-- START Supplied data --

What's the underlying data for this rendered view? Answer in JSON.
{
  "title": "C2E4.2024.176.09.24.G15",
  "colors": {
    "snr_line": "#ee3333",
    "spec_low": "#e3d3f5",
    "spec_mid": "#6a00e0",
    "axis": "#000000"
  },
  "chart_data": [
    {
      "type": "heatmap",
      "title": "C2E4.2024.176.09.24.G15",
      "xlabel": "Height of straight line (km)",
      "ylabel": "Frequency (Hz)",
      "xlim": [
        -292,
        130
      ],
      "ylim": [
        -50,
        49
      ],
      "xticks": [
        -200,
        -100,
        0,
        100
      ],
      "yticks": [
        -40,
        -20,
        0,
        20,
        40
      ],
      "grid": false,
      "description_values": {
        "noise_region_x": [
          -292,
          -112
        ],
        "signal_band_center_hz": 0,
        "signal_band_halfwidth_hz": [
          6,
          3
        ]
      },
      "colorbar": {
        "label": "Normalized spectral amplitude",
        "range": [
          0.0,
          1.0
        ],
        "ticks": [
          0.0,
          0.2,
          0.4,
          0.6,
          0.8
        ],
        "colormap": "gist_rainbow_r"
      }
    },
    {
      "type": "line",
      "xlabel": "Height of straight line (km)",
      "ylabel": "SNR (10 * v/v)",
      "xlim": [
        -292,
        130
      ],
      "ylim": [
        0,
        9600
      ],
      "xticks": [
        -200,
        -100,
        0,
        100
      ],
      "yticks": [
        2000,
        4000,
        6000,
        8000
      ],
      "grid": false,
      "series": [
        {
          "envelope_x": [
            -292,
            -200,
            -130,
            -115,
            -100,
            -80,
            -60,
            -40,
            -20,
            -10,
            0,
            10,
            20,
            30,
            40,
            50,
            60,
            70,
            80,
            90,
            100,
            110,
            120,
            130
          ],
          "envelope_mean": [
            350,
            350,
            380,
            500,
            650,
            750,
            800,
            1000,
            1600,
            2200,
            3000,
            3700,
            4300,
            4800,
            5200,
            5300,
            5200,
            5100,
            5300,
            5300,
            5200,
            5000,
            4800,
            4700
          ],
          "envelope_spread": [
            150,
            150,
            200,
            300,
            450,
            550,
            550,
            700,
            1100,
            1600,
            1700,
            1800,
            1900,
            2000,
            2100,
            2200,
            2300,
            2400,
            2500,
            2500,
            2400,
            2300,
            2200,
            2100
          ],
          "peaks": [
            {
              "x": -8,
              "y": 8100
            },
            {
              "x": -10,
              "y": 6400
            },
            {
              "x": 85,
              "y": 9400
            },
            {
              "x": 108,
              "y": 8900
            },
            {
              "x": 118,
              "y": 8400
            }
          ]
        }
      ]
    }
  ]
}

-- END Supplied data --

Aim: Write out all the data again, exactly as it appears.

Complete answer:
What's the underlying data for this rendered view? Answer in JSON.
{
  "title": "C2E4.2024.176.09.24.G15",
  "colors": {
    "snr_line": "#ee3333",
    "spec_low": "#e3d3f5",
    "spec_mid": "#6a00e0",
    "axis": "#000000"
  },
  "chart_data": [
    {
      "type": "heatmap",
      "title": "C2E4.2024.176.09.24.G15",
      "xlabel": "Height of straight line (km)",
      "ylabel": "Frequency (Hz)",
      "xlim": [
        -292,
        130
      ],
      "ylim": [
        -50,
        49
      ],
      "xticks": [
        -200,
        -100,
        0,
        100
      ],
      "yticks": [
        -40,
        -20,
        0,
        20,
        40
      ],
      "grid": false,
      "description_values": {
        "noise_region_x": [
          -292,
          -112
        ],
        "signal_band_center_hz": 0,
        "signal_band_halfwidth_hz": [
          6,
          3
        ]
      },
      "colorbar": {
        "label": "Normalized spectral amplitude",
        "range": [
          0.0,
          1.0
        ],
        "ticks": [
          0.0,
          0.2,
          0.4,
          0.6,
          0.8
        ],
        "colormap": "gist_rainbow_r"
      }
    },
    {
      "type": "line",
      "xlabel": "Height of straight line (km)",
      "ylabel": "SNR (10 * v/v)",
      "xlim": [
        -292,
        130
      ],
      "ylim": [
        0,
        9600
      ],
      "xticks": [
        -200,
        -100,
        0,
        100
      ],
      "yticks": [
        2000,
        4000,
        6000,
        8000
      ],
      "grid": false,
      "series": [
        {
          "envelope_x": [
            -292,
            -200,
            -130,
            -115,
            -100,
            -80,
            -60,
            -40,
            -20,
            -10,
            0,
            10,
            20,
            30,
            40,
            50,
            60,
            70,
            80,
            90,
            100,
            110,
            120,
            130
          ],
          "envelope_mean": [
            350,
            350,
            380,
            500,
            650,
            750,
            800,
            1000,
            1600,
            2200,
            3000,
            3700,
            4300,
            4800,
            5200,
            5300,
            5200,
            5100,
            5300,
            5300,
            5200,
            5000,
            4800,
            4700
          ],
          "envelope_spread": [
            150,
            150,
            200,
            300,
            450,
            550,
            550,
            700,
            1100,
            1600,
            1700,
            1800,
            1900,
            2000,
            2100,
            2200,
            2300,
            2400,
            2500,
            2500,
            2400,
            2300,
            2200,
            2100
          ],
          "peaks": [
            {
              "x": -8,
              "y": 8100
            },
            {
              "x": -10,
              "y": 6400
            },
            {
              "x": 85,
              "y": 9400
            },
            {
              "x": 108,
              "y": 8900
            },
            {
              "x": 118,
              "y": 8400
            }
          ]
        }
      ]
    }
  ]
}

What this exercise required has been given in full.